> YOUR OBJECTIVE:
Where a line in the listing contains the string "silnika", copy that line out.

> RECORDS PROVIDED:
□ □ □ □ □

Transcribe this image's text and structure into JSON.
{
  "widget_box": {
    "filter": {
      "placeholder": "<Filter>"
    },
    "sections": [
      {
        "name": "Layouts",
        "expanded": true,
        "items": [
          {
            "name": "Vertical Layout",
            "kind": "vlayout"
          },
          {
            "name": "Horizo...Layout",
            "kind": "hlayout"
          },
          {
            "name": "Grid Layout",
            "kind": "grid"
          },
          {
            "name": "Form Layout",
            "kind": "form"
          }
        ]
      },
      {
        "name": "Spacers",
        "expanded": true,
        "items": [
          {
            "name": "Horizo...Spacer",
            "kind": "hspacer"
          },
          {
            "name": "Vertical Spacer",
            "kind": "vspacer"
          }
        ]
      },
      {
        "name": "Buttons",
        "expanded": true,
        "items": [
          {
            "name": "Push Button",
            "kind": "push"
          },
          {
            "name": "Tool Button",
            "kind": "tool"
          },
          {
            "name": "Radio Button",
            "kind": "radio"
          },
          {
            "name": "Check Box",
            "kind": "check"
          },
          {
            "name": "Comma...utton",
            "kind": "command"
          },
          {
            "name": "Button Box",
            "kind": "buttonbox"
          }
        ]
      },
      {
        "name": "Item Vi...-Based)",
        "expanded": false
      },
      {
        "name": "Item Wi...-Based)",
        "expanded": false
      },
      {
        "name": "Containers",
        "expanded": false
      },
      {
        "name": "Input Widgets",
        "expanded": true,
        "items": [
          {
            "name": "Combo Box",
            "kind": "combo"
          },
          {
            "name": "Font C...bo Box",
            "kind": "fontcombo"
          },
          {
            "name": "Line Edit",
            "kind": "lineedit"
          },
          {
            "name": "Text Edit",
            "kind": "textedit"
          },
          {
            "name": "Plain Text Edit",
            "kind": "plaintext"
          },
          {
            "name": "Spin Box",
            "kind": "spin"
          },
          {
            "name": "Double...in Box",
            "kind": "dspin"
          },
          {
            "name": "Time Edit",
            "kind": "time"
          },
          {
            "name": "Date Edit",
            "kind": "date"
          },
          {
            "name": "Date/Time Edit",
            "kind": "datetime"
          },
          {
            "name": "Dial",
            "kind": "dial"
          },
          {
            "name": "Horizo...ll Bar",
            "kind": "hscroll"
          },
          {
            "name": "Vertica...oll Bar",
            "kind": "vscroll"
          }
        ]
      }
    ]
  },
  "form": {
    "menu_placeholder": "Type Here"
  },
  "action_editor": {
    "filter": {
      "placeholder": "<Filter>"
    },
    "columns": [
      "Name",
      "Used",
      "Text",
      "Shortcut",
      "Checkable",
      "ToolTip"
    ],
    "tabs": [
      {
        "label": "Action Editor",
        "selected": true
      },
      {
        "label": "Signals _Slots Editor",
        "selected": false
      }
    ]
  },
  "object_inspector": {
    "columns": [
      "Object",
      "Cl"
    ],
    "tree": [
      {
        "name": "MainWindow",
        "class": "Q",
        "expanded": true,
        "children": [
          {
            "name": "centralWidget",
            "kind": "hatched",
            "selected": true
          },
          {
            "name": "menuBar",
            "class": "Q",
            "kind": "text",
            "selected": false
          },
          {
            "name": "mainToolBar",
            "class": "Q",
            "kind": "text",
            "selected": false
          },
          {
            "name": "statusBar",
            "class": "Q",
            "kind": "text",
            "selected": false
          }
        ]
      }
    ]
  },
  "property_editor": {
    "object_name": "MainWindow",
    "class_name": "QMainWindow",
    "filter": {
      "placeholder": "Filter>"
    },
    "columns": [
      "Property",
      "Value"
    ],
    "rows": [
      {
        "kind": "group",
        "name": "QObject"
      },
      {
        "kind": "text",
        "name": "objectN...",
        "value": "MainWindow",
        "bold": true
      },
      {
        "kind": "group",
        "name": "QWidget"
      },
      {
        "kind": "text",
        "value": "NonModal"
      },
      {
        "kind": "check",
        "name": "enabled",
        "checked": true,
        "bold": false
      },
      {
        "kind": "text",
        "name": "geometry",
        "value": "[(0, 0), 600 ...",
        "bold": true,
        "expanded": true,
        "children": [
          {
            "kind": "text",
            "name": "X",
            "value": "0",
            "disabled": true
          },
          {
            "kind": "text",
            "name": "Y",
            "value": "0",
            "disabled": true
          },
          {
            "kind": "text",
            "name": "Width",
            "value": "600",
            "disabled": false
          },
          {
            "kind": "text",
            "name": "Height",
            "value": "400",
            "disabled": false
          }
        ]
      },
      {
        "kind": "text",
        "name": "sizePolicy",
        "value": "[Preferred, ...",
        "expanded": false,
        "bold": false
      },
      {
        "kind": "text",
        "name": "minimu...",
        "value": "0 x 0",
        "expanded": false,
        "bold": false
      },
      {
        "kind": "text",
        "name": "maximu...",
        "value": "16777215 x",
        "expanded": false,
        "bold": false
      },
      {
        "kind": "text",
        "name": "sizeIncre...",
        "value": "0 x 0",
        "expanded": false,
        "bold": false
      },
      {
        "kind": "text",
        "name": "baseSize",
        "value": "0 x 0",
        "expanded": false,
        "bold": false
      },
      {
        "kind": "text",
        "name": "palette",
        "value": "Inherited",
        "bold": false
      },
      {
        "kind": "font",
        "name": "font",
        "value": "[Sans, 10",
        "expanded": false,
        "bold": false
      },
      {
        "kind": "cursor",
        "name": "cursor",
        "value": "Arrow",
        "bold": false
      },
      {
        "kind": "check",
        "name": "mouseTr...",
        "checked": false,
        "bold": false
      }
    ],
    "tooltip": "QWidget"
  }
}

□ □ □ □ □

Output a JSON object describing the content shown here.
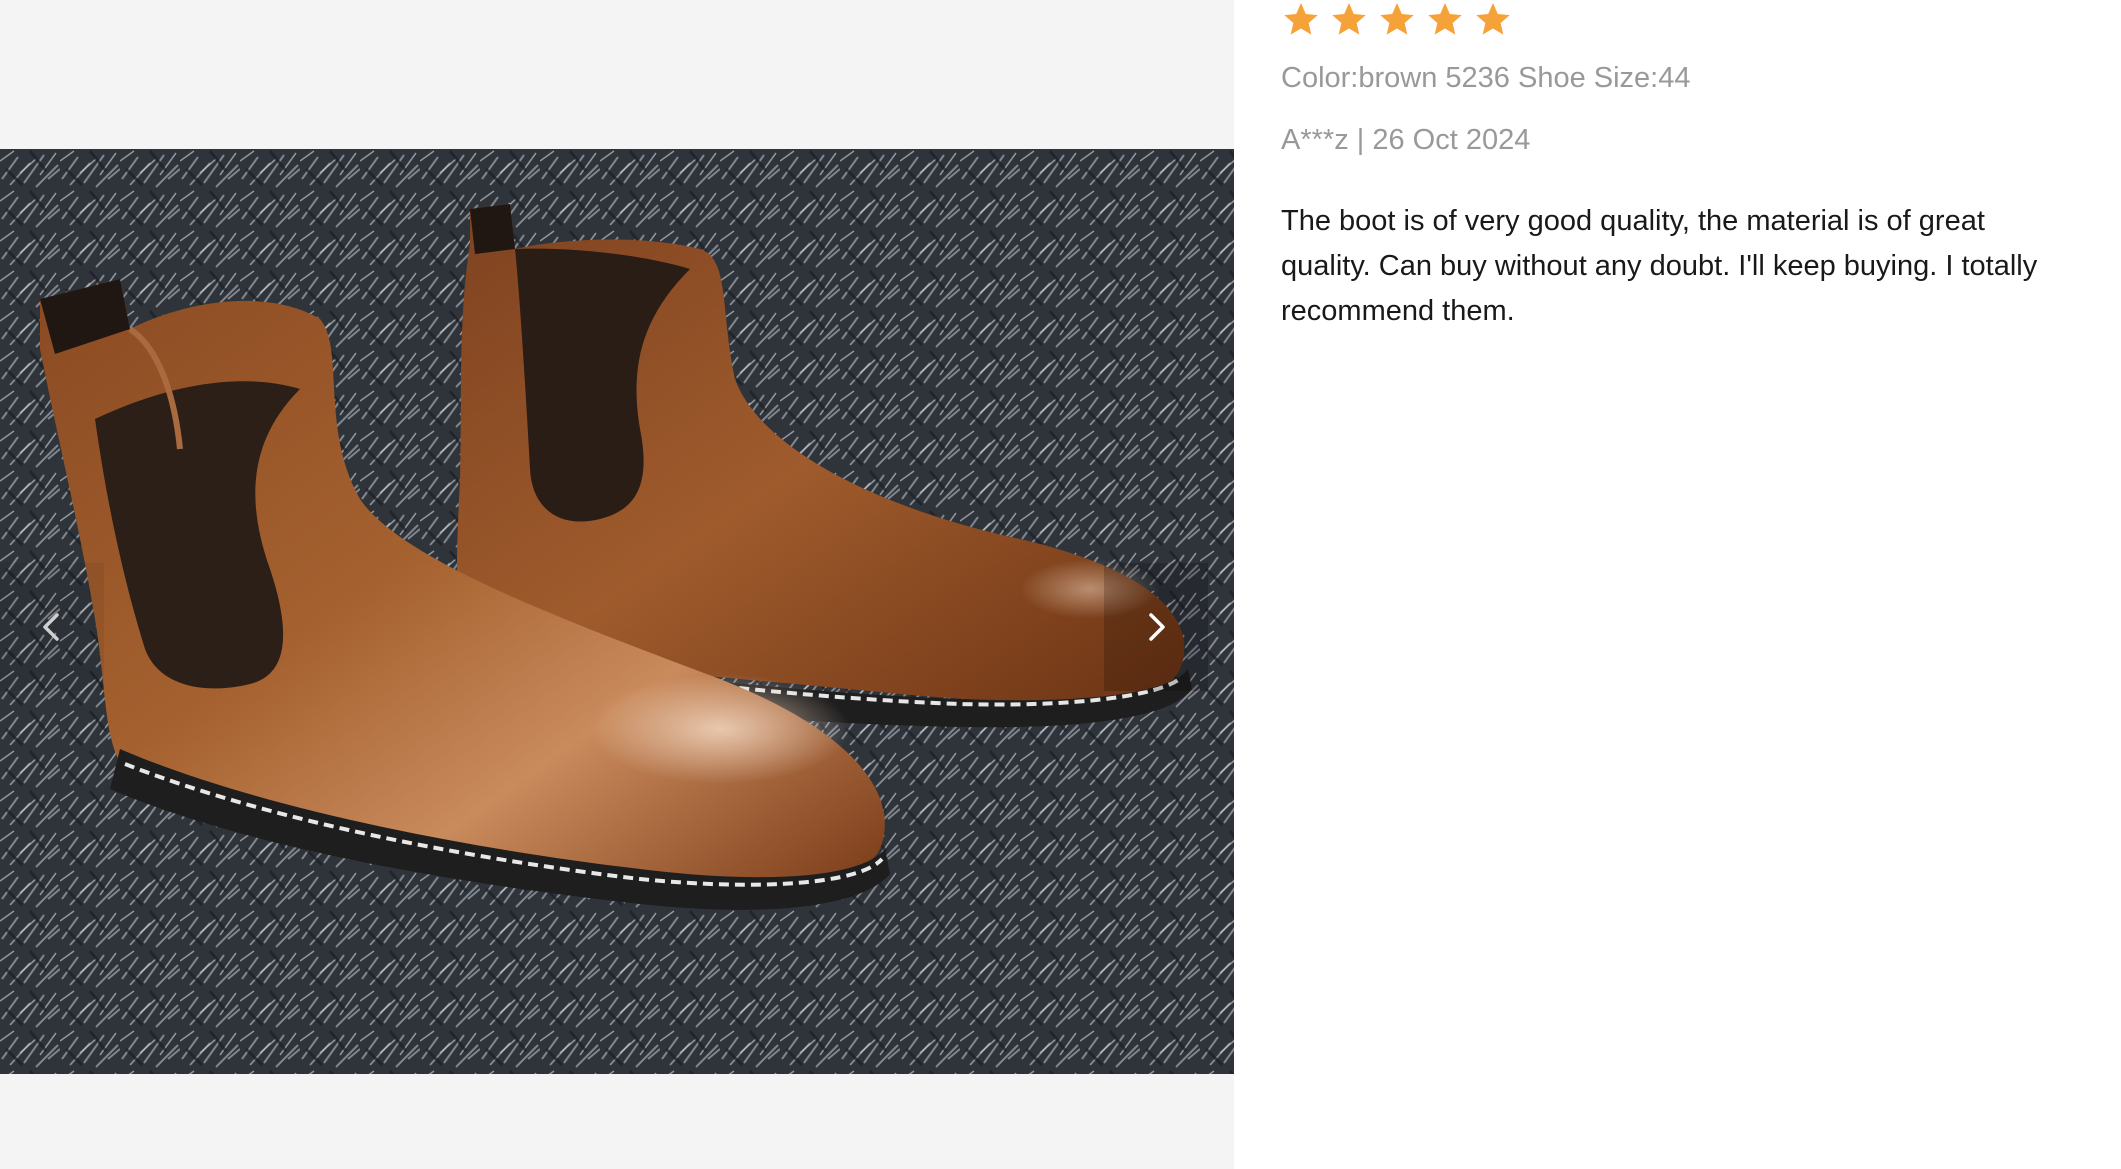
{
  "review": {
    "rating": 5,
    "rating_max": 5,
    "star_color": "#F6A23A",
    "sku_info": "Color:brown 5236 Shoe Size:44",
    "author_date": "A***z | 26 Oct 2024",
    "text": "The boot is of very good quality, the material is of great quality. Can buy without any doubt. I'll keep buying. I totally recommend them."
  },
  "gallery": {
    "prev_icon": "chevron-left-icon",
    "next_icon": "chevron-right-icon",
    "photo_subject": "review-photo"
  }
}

□ □ □ □ □

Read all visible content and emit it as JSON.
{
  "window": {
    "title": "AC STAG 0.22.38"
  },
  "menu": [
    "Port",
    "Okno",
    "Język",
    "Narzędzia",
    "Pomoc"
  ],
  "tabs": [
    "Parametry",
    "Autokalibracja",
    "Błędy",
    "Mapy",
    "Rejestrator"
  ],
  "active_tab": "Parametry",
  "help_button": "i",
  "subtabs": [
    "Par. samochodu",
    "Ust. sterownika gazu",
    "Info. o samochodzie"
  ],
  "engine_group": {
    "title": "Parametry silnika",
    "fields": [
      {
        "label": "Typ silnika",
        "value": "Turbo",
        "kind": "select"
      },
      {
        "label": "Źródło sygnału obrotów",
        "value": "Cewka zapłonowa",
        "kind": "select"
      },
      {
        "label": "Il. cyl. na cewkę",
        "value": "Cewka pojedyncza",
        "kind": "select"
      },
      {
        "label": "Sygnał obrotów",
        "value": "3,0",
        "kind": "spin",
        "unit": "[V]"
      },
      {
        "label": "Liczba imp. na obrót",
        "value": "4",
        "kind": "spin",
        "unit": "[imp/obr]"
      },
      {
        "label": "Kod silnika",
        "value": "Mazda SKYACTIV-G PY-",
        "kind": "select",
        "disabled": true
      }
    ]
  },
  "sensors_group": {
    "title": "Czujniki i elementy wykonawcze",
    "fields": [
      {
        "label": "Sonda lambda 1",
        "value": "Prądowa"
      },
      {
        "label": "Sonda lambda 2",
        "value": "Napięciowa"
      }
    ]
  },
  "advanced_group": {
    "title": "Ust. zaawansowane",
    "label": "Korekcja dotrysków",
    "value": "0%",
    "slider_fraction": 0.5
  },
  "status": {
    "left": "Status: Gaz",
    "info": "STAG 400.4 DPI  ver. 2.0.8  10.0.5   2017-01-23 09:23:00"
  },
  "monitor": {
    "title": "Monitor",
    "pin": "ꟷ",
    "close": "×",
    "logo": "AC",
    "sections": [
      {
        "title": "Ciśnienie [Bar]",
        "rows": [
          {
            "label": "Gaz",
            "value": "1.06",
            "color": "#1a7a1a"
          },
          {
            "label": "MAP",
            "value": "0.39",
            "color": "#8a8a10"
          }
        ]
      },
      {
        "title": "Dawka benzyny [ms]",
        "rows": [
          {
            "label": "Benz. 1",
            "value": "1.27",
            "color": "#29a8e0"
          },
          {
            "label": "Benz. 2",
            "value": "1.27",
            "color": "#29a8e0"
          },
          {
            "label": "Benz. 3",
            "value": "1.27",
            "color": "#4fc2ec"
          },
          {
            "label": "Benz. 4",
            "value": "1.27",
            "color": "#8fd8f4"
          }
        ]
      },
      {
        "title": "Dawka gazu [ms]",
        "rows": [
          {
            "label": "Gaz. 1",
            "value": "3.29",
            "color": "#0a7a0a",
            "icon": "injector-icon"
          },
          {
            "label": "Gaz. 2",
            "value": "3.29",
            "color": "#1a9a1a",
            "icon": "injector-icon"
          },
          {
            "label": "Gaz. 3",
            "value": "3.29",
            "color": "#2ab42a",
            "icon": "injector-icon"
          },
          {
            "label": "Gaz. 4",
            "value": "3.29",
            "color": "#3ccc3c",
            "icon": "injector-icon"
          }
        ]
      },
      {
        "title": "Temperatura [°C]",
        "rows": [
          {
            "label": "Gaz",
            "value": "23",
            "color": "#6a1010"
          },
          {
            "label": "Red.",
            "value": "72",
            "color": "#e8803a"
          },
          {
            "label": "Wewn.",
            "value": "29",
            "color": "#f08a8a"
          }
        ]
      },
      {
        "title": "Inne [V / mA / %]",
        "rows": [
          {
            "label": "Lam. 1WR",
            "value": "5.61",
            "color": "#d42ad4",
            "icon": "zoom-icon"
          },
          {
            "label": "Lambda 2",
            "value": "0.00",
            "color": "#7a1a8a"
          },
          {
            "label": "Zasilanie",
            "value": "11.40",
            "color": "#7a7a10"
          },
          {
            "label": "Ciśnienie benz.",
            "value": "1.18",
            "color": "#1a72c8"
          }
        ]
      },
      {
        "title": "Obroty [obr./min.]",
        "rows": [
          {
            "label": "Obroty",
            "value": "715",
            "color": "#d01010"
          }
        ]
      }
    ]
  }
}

□ □ □ □ □

> TASK OUTPUT:
    "title": "Parametry silnika",
        "label": "Typ silnika",
        "label": "Kod silnika",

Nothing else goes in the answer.